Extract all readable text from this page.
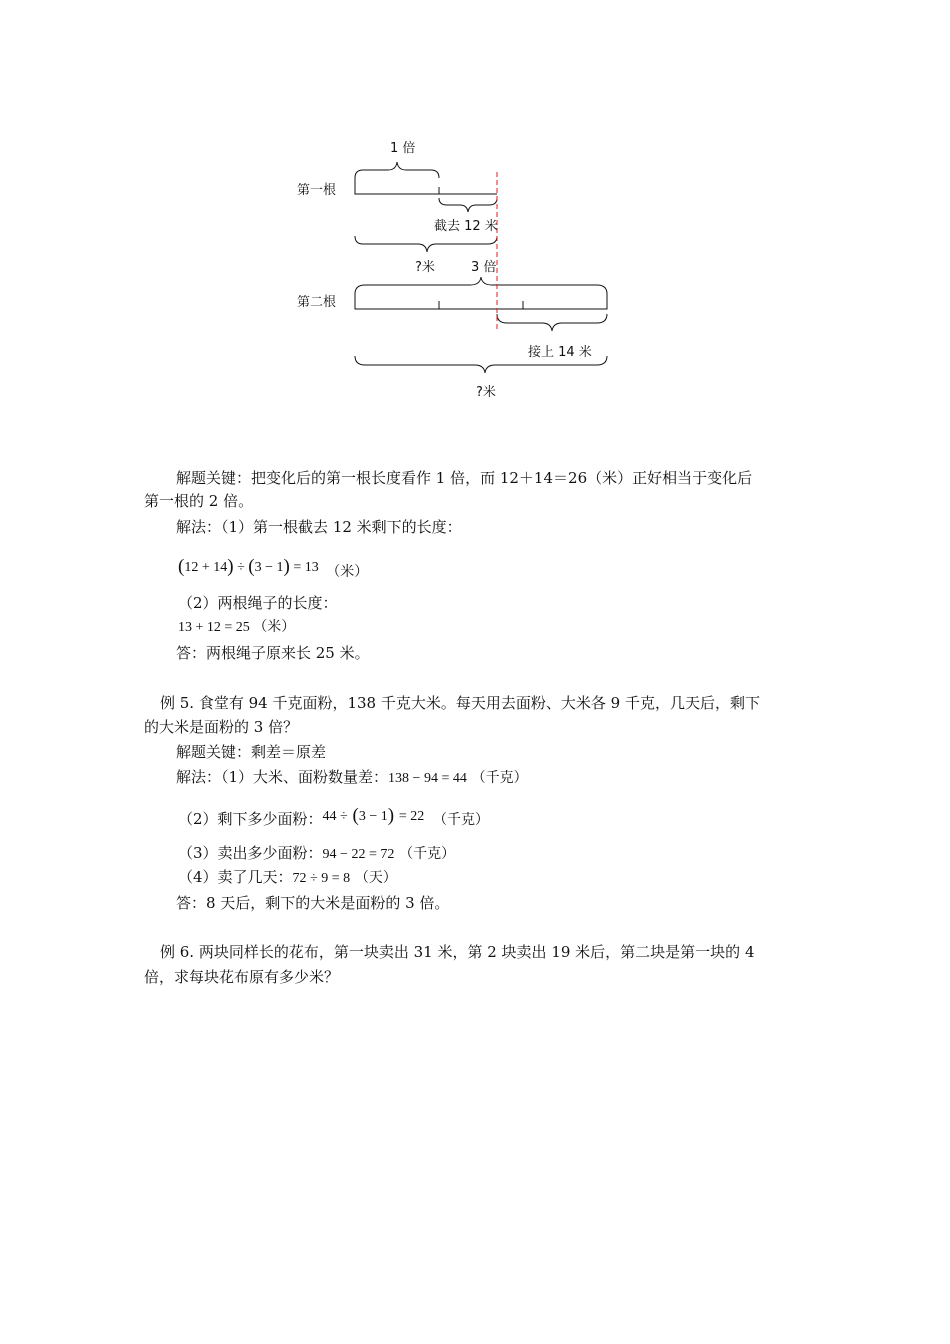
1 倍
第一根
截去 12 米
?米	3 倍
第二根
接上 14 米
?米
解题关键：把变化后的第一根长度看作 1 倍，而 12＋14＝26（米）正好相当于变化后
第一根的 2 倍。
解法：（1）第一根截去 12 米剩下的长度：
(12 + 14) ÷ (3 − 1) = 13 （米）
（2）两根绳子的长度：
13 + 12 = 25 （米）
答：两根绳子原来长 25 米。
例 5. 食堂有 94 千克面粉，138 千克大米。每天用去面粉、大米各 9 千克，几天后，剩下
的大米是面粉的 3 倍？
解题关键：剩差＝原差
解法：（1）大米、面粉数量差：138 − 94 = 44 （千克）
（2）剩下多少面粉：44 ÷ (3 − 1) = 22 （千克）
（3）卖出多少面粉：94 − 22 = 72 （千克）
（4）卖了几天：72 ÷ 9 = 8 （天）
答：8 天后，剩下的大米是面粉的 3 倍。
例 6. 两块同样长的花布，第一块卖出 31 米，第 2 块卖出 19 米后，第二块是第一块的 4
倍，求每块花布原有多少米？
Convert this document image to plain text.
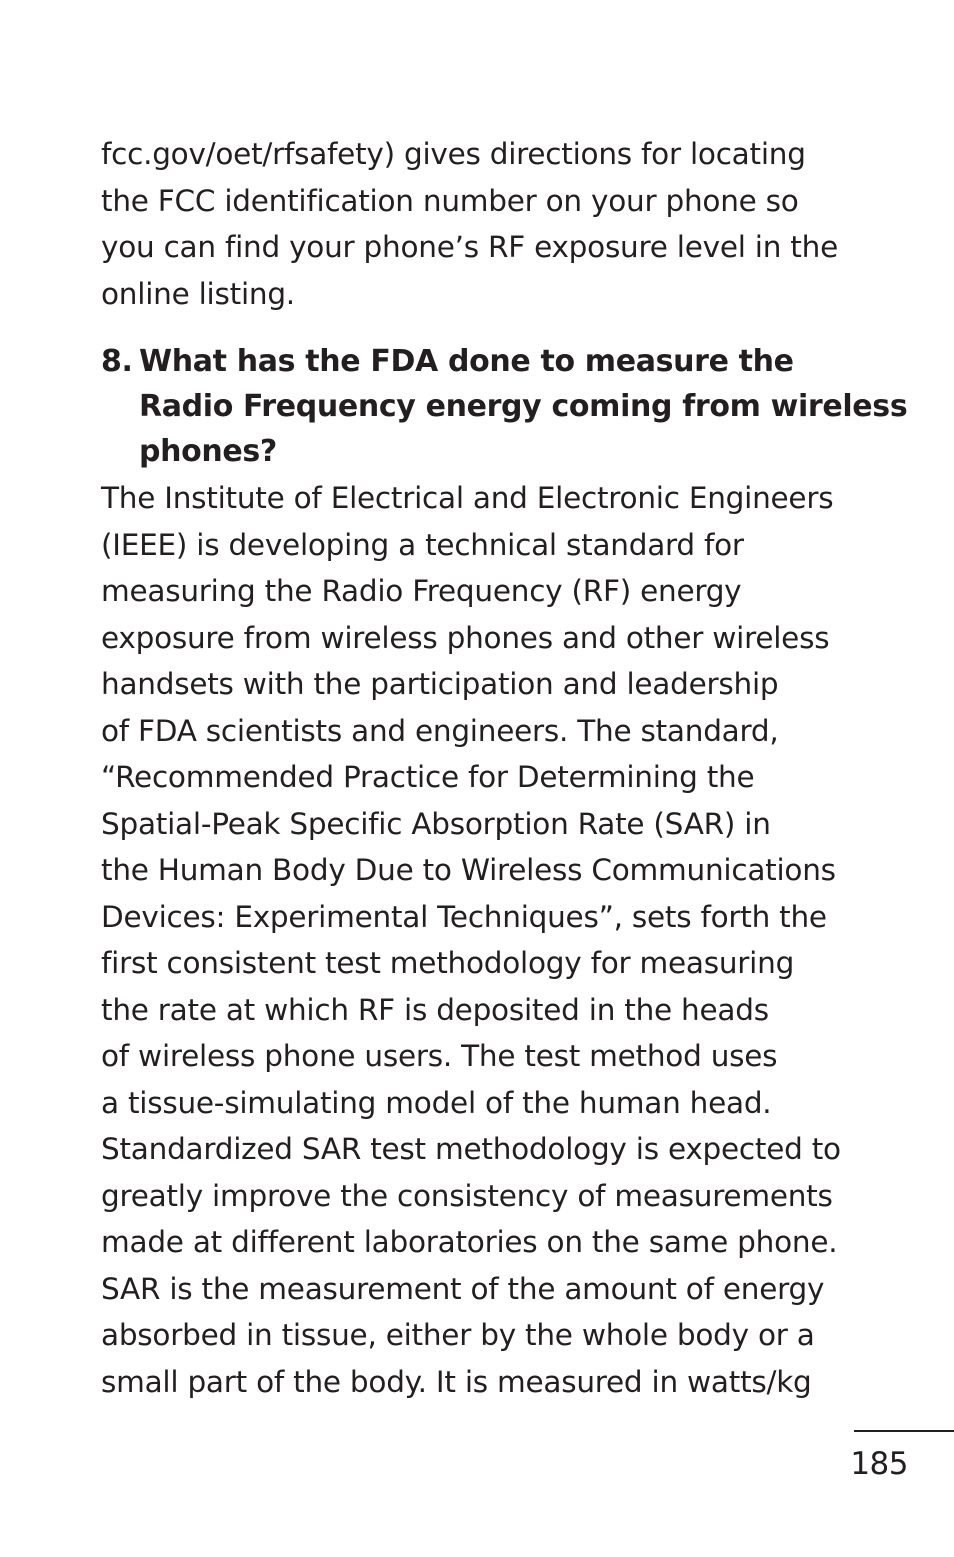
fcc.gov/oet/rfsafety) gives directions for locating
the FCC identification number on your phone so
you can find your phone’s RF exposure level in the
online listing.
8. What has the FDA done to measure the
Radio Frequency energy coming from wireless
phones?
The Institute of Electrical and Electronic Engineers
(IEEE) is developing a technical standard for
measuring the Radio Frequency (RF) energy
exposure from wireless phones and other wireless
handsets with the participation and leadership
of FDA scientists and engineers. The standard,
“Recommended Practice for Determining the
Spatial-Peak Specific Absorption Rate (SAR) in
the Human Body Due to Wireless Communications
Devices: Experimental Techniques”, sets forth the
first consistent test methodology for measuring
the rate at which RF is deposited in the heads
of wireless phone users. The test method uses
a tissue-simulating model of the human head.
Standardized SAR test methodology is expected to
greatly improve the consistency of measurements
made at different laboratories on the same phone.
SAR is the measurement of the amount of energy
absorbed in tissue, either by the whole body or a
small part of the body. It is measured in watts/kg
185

* * *

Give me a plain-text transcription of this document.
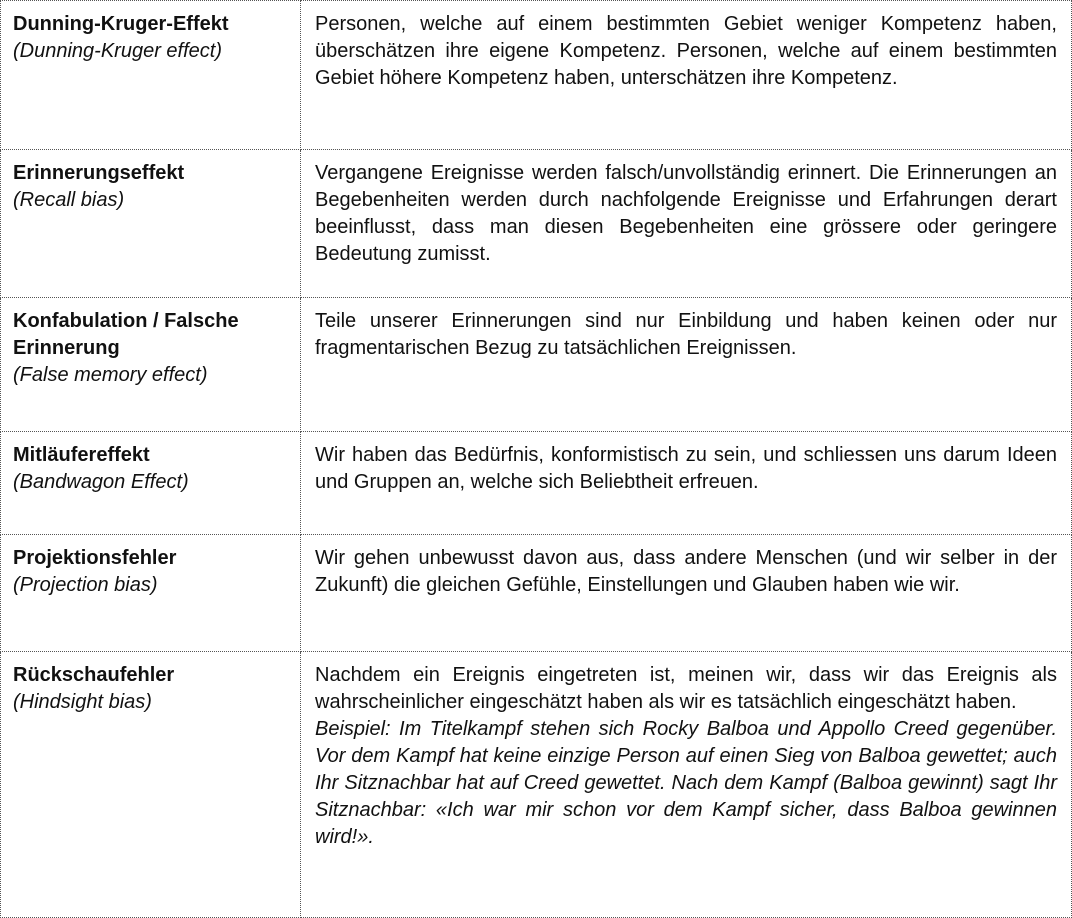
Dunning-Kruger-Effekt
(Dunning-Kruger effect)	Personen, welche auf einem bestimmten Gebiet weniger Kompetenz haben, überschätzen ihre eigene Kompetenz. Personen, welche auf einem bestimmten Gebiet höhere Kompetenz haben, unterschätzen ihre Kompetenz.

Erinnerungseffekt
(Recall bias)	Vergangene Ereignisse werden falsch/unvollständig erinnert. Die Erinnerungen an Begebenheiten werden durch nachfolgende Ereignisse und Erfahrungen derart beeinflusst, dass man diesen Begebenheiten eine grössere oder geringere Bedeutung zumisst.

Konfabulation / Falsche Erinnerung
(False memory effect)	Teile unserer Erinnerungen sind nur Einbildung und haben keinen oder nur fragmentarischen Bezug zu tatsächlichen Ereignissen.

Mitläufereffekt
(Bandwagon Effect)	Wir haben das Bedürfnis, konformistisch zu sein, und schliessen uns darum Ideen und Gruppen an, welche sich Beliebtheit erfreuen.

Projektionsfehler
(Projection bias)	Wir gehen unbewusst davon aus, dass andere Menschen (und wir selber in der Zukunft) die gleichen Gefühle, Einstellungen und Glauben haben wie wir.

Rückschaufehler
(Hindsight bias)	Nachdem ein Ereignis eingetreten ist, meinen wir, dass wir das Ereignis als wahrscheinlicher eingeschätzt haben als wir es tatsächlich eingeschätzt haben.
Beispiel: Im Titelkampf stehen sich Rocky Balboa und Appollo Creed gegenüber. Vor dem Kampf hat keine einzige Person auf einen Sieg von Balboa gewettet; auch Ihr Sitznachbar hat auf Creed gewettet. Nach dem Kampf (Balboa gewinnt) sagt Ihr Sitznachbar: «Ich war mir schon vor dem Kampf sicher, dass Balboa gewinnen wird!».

...

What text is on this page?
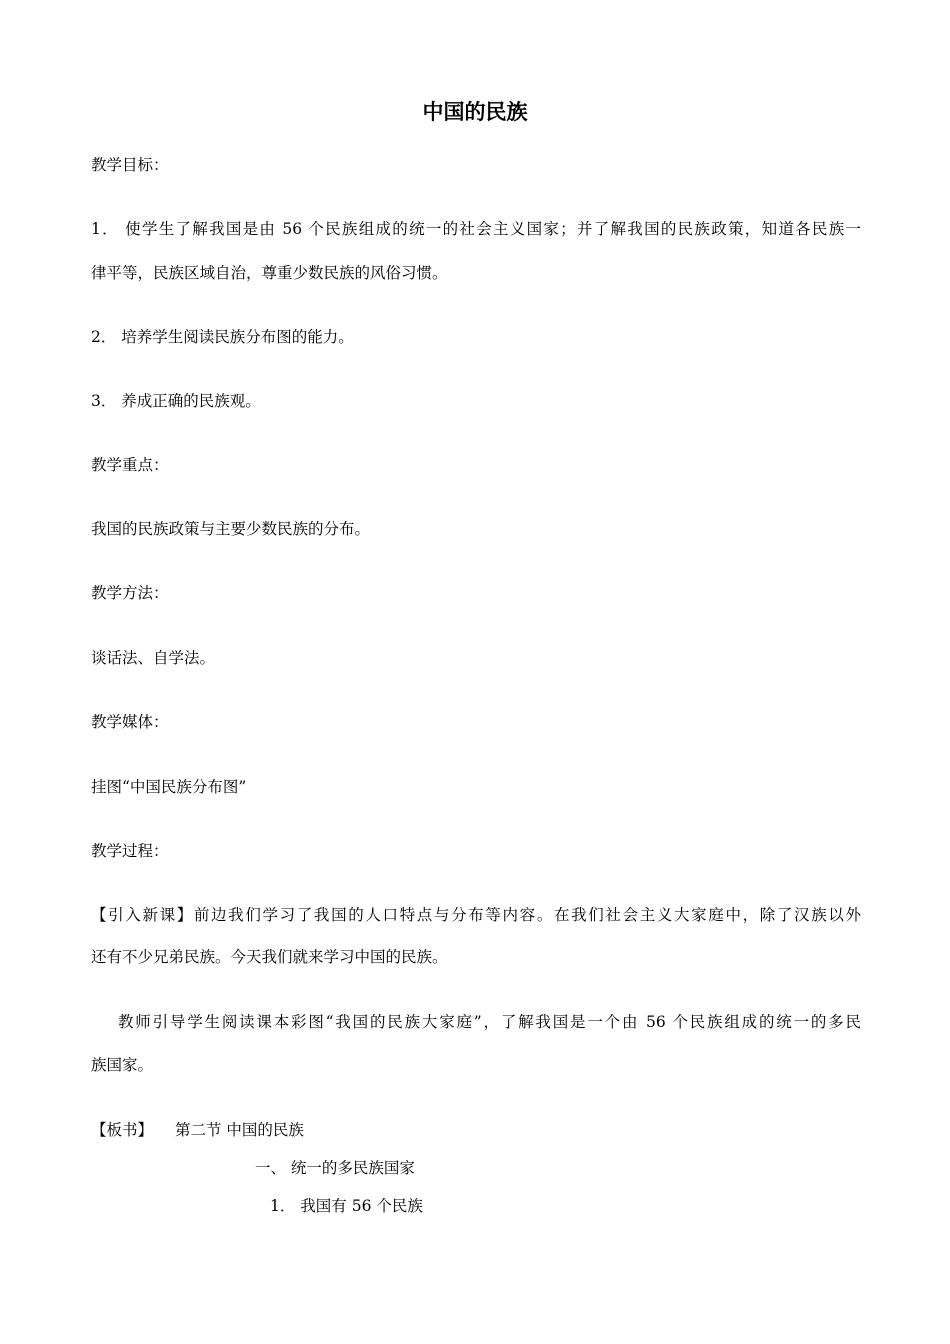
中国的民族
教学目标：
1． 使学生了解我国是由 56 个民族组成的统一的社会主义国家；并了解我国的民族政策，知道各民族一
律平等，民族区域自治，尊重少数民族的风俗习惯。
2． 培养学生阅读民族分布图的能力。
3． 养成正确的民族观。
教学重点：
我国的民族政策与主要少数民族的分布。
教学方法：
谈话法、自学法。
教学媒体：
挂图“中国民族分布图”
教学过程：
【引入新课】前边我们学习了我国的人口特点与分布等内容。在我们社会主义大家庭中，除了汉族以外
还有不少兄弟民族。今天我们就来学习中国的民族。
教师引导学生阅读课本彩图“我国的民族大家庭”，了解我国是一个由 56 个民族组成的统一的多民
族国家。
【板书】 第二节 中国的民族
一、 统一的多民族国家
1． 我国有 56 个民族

_Exercise objective_
In the records above, locate the lines holding the word "from". Copy each of them.

_The response_
Extract all readable text from this page.
Radio Frequency energy coming from wireless
exposure from wireless phones and other wireless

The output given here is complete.